-- begin Given information --

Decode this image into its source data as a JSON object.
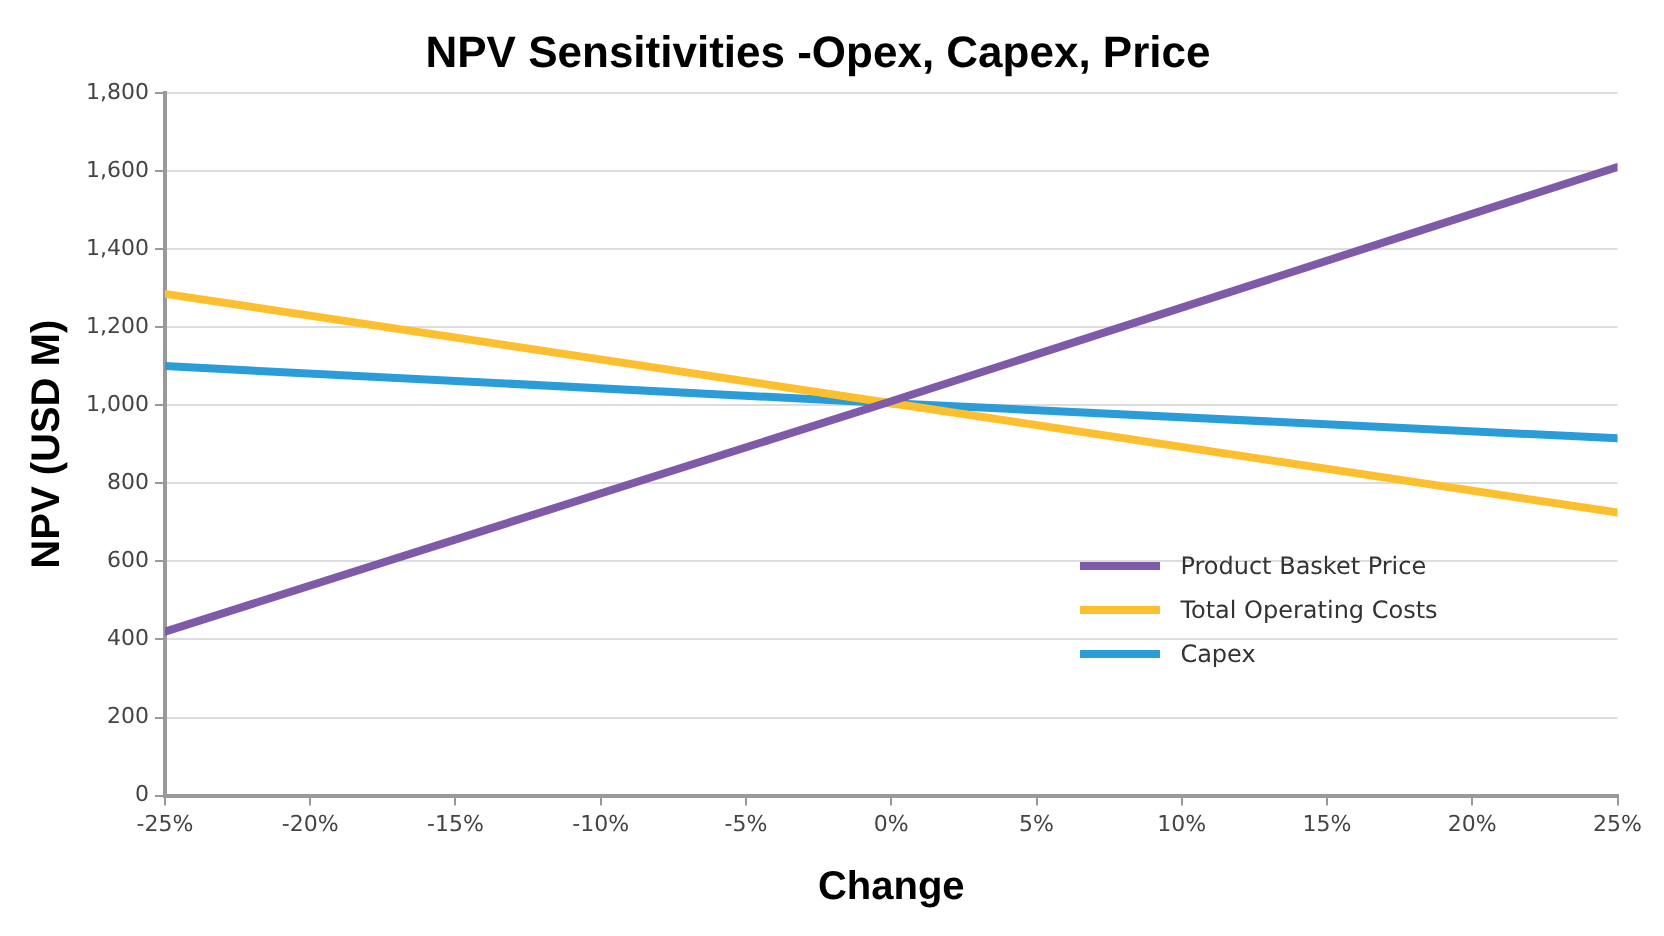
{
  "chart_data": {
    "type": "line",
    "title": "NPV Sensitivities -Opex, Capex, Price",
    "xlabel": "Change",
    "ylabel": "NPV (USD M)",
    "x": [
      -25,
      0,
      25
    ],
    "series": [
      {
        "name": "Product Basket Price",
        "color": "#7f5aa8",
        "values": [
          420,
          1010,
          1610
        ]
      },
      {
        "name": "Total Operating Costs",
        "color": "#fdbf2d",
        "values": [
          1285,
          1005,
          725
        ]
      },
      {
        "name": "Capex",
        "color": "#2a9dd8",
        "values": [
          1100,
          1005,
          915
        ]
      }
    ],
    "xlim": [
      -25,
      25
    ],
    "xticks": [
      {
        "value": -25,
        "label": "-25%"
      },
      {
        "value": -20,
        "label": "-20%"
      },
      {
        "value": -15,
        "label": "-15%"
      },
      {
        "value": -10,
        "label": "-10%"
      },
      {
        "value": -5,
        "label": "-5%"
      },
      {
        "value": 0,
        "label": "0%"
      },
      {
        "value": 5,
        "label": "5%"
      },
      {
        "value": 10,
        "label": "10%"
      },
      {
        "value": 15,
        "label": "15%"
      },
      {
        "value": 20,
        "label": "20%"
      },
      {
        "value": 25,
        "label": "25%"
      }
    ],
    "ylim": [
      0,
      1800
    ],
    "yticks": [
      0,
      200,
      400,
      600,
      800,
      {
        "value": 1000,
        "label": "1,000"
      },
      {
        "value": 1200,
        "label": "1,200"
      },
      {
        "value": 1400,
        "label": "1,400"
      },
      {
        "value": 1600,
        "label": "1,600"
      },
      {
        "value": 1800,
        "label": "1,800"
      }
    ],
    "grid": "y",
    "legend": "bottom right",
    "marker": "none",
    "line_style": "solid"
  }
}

-- end Given information --

◆ Task directions
Pictures in the records should not appear in your copy, but everything else must be transcribed exactly.

◆ Task response
Decode this image into its source data as a JSON object.
{
  "chart_data": {
    "type": "line",
    "title": "NPV Sensitivities -Opex, Capex, Price",
    "xlabel": "Change",
    "ylabel": "NPV (USD M)",
    "x": [
      -25,
      0,
      25
    ],
    "series": [
      {
        "name": "Product Basket Price",
        "color": "#7f5aa8",
        "values": [
          420,
          1010,
          1610
        ]
      },
      {
        "name": "Total Operating Costs",
        "color": "#fdbf2d",
        "values": [
          1285,
          1005,
          725
        ]
      },
      {
        "name": "Capex",
        "color": "#2a9dd8",
        "values": [
          1100,
          1005,
          915
        ]
      }
    ],
    "xlim": [
      -25,
      25
    ],
    "xticks": [
      {
        "value": -25,
        "label": "-25%"
      },
      {
        "value": -20,
        "label": "-20%"
      },
      {
        "value": -15,
        "label": "-15%"
      },
      {
        "value": -10,
        "label": "-10%"
      },
      {
        "value": -5,
        "label": "-5%"
      },
      {
        "value": 0,
        "label": "0%"
      },
      {
        "value": 5,
        "label": "5%"
      },
      {
        "value": 10,
        "label": "10%"
      },
      {
        "value": 15,
        "label": "15%"
      },
      {
        "value": 20,
        "label": "20%"
      },
      {
        "value": 25,
        "label": "25%"
      }
    ],
    "ylim": [
      0,
      1800
    ],
    "yticks": [
      0,
      200,
      400,
      600,
      800,
      {
        "value": 1000,
        "label": "1,000"
      },
      {
        "value": 1200,
        "label": "1,200"
      },
      {
        "value": 1400,
        "label": "1,400"
      },
      {
        "value": 1600,
        "label": "1,600"
      },
      {
        "value": 1800,
        "label": "1,800"
      }
    ],
    "grid": "y",
    "legend": "bottom right",
    "marker": "none",
    "line_style": "solid"
  }
}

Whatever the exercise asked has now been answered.